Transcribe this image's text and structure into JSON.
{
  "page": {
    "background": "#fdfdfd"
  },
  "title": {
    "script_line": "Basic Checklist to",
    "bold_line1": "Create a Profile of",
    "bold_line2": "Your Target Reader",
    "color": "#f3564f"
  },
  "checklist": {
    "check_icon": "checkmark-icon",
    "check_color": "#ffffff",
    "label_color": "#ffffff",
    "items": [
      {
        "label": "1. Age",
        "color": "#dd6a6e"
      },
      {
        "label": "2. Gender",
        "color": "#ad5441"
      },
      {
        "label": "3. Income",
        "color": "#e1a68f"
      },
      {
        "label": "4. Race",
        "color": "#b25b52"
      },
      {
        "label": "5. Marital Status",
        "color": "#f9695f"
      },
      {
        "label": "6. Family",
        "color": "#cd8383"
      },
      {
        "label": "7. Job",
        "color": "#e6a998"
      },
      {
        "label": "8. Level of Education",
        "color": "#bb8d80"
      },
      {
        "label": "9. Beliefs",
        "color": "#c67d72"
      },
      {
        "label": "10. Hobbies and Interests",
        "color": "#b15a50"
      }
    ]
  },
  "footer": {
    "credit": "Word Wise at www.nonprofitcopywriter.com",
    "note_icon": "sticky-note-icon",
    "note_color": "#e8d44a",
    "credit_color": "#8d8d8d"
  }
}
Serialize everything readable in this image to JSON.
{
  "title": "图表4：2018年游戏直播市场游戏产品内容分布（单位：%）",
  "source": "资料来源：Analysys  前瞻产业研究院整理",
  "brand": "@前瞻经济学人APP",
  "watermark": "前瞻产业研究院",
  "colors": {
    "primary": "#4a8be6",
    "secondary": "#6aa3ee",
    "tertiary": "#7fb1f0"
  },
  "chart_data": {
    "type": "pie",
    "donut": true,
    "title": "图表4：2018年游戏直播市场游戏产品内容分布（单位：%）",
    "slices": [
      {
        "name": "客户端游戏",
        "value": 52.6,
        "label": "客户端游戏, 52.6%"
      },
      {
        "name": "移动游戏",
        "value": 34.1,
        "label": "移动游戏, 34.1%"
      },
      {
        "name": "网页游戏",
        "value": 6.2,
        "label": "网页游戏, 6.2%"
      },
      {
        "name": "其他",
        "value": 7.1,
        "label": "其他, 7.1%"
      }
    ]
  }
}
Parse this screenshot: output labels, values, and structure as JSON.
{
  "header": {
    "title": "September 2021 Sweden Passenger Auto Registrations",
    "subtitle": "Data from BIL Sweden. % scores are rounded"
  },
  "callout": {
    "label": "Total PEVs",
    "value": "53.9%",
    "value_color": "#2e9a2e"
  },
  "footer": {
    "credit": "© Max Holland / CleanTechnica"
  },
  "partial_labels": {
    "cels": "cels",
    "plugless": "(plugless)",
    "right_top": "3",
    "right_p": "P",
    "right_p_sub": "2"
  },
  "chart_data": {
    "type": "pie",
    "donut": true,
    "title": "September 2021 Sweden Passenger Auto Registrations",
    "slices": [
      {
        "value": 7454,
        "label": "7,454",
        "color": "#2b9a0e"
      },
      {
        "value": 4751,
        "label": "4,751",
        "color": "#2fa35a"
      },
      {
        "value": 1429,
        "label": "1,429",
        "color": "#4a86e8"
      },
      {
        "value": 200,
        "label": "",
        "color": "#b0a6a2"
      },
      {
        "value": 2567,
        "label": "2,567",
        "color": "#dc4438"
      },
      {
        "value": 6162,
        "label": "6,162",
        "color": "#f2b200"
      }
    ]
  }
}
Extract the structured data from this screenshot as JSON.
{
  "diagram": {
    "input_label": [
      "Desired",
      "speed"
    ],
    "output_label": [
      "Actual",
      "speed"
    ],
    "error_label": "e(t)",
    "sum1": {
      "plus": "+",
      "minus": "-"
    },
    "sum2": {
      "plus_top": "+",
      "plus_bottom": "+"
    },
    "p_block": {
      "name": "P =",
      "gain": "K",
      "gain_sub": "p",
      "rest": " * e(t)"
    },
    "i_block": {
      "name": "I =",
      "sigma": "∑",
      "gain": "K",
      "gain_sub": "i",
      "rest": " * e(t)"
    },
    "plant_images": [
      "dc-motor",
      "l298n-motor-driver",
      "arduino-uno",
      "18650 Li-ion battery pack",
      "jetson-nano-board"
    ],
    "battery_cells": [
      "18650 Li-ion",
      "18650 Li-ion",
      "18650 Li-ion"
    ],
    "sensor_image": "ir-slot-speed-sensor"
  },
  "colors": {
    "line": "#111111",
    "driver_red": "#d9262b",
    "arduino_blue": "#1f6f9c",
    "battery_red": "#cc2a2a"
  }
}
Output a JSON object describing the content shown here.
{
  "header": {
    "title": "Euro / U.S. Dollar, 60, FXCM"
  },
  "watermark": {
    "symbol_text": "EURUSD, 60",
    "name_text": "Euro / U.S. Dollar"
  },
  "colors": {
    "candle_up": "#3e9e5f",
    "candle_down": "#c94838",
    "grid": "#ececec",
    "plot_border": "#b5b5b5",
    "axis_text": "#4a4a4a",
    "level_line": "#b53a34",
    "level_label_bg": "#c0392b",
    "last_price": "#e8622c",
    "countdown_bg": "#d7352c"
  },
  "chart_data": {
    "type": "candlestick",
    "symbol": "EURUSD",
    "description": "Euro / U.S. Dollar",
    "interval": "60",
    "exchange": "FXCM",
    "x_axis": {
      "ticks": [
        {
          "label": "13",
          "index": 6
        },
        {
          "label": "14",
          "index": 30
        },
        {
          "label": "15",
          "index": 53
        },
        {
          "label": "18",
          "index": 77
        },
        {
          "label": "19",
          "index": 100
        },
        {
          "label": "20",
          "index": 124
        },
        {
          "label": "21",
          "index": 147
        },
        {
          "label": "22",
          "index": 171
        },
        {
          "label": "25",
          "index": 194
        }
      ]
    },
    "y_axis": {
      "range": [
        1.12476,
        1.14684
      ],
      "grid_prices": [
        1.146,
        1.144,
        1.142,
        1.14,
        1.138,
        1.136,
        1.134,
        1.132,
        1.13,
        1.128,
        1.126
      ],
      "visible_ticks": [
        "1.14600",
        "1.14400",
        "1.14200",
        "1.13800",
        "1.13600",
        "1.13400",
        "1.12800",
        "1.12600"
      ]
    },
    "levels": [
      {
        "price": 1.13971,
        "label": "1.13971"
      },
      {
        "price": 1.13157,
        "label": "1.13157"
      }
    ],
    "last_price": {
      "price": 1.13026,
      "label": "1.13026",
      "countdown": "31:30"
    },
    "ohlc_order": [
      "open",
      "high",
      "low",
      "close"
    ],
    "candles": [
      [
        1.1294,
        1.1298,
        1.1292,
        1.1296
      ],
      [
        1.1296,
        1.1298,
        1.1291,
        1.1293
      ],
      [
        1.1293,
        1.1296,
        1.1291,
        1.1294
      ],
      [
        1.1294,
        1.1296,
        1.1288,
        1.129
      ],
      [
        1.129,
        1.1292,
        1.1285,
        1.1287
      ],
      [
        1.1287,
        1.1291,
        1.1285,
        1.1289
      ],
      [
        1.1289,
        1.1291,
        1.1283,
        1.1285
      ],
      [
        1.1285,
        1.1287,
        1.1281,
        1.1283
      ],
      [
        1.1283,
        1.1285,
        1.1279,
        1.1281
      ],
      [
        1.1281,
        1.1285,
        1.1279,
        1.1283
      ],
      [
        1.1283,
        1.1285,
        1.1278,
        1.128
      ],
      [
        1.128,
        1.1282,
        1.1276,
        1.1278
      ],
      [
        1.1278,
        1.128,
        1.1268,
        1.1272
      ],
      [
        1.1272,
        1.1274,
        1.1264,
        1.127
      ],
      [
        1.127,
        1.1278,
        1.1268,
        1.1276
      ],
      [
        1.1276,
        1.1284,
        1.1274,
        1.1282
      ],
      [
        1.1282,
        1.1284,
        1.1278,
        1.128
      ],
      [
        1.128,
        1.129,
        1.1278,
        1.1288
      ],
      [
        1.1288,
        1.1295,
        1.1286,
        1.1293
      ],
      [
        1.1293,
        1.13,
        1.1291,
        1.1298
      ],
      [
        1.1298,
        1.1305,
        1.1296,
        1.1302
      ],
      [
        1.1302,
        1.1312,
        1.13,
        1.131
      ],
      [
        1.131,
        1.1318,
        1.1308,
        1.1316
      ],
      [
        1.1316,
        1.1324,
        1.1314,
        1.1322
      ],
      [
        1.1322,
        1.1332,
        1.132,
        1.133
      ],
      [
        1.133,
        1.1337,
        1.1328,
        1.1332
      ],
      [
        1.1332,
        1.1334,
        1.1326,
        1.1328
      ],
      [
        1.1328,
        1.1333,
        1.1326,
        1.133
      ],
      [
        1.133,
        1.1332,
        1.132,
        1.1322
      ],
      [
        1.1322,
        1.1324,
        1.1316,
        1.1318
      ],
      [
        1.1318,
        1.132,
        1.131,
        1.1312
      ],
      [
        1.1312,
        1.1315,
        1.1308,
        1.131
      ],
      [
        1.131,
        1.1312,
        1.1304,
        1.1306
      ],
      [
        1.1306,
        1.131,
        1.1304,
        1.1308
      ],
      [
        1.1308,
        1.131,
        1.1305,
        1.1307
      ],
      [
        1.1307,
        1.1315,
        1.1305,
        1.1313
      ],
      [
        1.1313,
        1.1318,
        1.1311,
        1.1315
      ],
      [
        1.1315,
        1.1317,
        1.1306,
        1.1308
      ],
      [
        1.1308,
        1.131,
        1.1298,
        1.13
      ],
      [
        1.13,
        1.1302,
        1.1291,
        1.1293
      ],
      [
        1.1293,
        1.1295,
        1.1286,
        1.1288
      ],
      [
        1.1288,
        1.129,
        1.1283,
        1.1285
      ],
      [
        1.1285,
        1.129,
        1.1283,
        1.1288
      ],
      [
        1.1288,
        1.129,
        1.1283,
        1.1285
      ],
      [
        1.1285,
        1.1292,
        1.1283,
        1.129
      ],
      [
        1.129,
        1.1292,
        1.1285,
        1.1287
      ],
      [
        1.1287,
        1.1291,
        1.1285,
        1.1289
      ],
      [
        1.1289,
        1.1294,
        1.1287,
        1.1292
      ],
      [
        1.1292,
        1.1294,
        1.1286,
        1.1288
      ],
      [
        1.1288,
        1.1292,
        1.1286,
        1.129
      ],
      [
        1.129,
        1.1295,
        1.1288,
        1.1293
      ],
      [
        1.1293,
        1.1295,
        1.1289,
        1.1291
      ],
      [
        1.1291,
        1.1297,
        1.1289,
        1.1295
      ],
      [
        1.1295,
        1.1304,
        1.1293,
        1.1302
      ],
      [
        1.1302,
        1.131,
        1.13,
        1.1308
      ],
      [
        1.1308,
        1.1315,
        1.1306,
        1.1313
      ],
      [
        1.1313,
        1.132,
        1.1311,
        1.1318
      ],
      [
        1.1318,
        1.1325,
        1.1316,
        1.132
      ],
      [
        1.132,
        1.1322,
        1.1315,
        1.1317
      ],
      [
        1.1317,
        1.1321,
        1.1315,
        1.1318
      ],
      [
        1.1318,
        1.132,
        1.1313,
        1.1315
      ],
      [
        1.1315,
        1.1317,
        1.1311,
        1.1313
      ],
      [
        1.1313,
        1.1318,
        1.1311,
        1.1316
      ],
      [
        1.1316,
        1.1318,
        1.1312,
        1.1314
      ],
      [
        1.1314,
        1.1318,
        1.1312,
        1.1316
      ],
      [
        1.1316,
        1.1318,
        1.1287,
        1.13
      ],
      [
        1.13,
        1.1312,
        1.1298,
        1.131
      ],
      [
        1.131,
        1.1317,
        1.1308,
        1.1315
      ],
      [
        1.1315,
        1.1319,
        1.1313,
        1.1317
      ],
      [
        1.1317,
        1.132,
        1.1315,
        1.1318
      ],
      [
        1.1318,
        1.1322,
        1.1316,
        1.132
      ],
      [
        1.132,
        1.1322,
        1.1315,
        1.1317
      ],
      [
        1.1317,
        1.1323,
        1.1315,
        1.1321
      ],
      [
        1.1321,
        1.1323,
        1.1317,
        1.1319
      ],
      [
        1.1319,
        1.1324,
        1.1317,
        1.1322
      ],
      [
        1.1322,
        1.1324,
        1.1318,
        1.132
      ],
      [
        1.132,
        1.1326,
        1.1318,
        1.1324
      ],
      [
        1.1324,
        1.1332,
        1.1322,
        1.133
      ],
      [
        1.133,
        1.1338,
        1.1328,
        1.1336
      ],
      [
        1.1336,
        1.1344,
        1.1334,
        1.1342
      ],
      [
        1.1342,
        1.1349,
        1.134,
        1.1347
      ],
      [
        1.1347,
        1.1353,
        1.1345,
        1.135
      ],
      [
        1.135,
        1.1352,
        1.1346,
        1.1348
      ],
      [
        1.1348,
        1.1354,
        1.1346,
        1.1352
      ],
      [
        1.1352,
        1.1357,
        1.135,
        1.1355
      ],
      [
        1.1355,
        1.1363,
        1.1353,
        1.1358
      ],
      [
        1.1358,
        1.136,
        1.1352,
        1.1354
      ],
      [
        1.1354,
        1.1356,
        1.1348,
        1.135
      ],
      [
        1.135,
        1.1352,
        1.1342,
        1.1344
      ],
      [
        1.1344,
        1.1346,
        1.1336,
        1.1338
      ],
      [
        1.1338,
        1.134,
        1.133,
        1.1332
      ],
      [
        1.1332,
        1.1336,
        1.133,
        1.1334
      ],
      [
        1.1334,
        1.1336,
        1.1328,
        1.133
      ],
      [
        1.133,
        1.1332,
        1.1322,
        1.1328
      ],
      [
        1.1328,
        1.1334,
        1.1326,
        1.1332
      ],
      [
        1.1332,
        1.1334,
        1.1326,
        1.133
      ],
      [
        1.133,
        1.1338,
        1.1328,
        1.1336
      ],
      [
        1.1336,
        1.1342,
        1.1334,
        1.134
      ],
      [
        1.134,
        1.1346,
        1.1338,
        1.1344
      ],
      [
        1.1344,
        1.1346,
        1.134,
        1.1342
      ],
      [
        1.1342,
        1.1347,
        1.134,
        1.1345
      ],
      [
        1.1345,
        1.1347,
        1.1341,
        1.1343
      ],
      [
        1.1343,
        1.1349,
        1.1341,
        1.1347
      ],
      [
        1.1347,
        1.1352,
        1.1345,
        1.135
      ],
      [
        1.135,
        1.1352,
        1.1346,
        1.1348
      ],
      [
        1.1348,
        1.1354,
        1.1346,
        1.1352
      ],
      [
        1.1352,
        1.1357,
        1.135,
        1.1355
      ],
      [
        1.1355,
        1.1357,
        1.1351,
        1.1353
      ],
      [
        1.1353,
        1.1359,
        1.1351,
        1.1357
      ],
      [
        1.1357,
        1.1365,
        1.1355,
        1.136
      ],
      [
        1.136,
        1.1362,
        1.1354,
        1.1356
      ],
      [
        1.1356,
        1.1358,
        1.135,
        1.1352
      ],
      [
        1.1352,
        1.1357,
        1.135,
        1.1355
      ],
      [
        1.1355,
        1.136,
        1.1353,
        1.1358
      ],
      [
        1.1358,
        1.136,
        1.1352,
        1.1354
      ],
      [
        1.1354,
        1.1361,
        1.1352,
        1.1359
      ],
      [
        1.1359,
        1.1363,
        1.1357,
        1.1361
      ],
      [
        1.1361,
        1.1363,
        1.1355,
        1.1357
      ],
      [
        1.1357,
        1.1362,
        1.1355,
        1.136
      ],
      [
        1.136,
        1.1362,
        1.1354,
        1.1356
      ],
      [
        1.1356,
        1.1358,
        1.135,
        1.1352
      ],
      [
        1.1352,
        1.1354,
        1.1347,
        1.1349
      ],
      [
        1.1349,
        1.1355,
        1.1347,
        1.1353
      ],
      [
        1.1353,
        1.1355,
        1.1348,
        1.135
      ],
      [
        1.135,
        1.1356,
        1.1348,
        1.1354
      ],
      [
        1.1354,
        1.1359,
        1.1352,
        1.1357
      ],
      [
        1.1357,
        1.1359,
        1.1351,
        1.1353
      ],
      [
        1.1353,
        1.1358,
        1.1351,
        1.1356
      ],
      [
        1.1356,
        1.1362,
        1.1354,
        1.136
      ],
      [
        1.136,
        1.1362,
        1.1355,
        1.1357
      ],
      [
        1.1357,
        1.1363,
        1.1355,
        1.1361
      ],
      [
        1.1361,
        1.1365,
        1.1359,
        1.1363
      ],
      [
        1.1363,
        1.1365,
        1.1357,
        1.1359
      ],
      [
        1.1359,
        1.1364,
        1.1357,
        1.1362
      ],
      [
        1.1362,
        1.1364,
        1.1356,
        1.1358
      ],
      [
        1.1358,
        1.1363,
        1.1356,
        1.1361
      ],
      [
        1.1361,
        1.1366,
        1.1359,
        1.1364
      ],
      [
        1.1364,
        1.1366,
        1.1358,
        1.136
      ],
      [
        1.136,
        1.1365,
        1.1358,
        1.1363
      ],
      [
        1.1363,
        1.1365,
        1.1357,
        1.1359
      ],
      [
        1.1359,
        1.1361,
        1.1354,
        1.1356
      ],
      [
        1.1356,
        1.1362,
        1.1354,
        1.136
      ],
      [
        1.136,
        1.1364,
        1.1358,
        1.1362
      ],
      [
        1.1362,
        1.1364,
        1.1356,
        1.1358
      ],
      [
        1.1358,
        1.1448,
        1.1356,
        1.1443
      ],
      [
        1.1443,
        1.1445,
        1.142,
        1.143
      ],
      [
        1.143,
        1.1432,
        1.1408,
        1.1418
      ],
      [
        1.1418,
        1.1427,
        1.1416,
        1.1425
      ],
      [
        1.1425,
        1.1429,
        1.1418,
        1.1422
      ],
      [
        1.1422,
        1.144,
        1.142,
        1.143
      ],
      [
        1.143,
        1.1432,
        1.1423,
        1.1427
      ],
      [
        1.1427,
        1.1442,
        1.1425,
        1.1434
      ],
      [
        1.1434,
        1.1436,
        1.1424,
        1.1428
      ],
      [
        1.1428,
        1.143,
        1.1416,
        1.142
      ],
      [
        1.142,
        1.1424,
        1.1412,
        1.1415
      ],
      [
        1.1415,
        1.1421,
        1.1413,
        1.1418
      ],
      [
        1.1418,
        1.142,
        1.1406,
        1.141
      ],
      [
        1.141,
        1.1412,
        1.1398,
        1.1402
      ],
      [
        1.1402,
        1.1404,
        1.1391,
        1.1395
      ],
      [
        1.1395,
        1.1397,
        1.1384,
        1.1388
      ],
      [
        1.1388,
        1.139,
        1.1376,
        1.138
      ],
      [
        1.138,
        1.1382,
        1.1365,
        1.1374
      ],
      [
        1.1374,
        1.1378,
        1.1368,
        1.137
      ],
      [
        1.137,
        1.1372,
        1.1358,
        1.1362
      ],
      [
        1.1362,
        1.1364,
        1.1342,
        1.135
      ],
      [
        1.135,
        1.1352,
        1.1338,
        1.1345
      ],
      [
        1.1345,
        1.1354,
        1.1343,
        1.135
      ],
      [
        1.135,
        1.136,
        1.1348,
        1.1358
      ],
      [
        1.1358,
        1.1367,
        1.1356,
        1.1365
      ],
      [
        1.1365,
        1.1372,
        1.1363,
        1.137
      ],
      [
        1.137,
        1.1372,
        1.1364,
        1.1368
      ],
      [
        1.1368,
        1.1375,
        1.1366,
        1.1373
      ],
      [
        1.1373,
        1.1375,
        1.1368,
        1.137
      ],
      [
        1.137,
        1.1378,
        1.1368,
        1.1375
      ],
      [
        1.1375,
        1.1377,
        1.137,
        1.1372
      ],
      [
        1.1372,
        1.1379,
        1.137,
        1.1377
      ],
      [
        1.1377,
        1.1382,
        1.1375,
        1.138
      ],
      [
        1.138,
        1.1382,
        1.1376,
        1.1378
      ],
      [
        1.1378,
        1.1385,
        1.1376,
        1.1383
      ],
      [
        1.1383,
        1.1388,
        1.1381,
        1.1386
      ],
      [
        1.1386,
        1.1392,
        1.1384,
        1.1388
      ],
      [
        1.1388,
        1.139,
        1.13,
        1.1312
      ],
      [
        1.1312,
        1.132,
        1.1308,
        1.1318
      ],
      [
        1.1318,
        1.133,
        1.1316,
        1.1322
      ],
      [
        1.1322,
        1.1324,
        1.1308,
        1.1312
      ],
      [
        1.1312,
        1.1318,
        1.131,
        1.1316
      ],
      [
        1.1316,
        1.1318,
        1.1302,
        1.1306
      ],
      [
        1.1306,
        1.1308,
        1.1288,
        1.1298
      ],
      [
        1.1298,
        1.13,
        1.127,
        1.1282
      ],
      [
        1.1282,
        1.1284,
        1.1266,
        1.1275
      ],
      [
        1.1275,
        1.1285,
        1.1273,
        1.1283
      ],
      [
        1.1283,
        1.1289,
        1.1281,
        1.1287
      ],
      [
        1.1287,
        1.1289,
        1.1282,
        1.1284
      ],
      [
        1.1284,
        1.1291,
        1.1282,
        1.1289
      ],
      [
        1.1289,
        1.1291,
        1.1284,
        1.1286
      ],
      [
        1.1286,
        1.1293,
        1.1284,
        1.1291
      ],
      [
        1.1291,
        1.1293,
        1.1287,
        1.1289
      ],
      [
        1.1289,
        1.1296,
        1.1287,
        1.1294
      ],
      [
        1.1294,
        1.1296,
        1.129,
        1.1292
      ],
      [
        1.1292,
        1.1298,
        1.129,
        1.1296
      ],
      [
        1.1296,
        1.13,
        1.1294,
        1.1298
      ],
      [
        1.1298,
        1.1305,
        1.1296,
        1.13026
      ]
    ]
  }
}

[Instructions for the task]: Pick out all the lines with the word "FXCM" in them and copy them.

[Task result]:
    "title": "Euro / U.S. Dollar, 60, FXCM"
    "exchange": "FXCM",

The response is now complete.